Police in Nigeria have freed about 1,000 children and adults from four Islamic schools over the past month, calling conditions in the loosely regulated institutions inhumane.
The crackdown has increased pressure on President Muhammadu Buhari to tighten oversight on traditional private schools known as Almajiris, which teach millions of children in the country’s predominantly Muslim north.
Recently Authorities released 147 students from one facility in Kaduna state. The pupils, who wore maroon uniforms, were taken to a camp where police assessed their condition and contacted relatives.
An estimated 10 million children attend Islamic schools in Nigeria, which for centuries were a path to becoming a religious scholar.
Some parents pay tuition for their children to memorize the Koran. Others hope religious leaders can help youths facing drug addiction and mental illness in areas that lack formal health care.

# Goal 1:
Decide whether each statement agrees with the article on Nigeria's Islamic schools. For each, answer yes or no and quote the words that settle it.
(a) Police freed about 1,000 people from four Islamic schools over the past month.
(b) The 147 students released in Kaduna state were sent straight home to their families.
(c) About 10 million children in Nigeria are estimated to attend Islamic schools.
# Goal 2:
Write the next part of the article on Nigeria's Islamic schools, picking up after its final sentence.
The data after this point is separate material, unrelated to the article on Nigeria's Islamic schools.

# Collected material:
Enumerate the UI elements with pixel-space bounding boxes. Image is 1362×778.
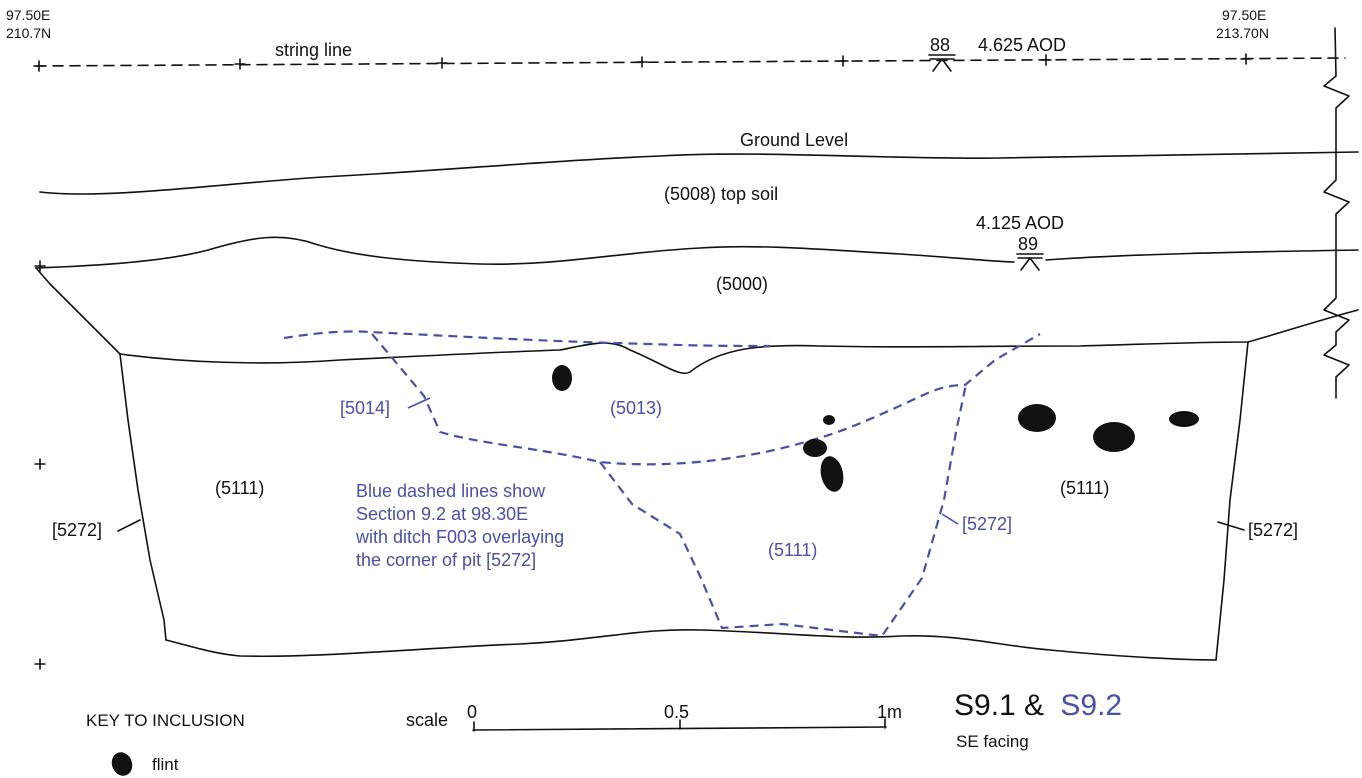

# Answer 1:
(a) Yes: "Police in Nigeria have freed about 1,000 children and adults from four Islamic schools over the past month"
(b) No: "were taken to a camp where police assessed their condition and contacted relatives"
(c) Yes: "An estimated 10 million children attend Islamic schools in Nigeria"

# Answer 2:
And on Sept. 27, authorities discovered 500 men and boys living in what Kaduna Police Chief Ali Janga described to the BBCas a “house of torture,” triggering a wave of scrutiny of such institutions across the region.
Children as young as 5 were kept in chains, officials said. Police released a photo of a boy with scars down his back and arms.
Leaders of the schools raided by police did not immediately respond to requests for comment.
Enrollment in religious education has increased as parents, who often cannot afford primary school fees, seek alternatives that look honorable on the surface, said Matthew Page, associate fellow at Chatham House’s Africa Program in London.